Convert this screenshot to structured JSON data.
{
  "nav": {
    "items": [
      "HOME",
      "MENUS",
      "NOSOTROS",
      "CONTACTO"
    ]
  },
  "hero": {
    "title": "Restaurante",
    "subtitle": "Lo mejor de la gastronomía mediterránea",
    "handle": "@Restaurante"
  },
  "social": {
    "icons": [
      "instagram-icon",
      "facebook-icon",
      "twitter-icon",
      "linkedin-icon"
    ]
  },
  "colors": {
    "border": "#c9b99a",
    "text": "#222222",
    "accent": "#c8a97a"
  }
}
================================
Task to carry out | Copy out all of the records shown above exactly.

Written answer |
Convert this screenshot to structured JSON data.
{
  "nav": {
    "items": [
      "HOME",
      "MENUS",
      "NOSOTROS",
      "CONTACTO"
    ]
  },
  "hero": {
    "title": "Restaurante",
    "subtitle": "Lo mejor de la gastronomía mediterránea",
    "handle": "@Restaurante"
  },
  "social": {
    "icons": [
      "instagram-icon",
      "facebook-icon",
      "twitter-icon",
      "linkedin-icon"
    ]
  },
  "colors": {
    "border": "#c9b99a",
    "text": "#222222",
    "accent": "#c8a97a"
  }
}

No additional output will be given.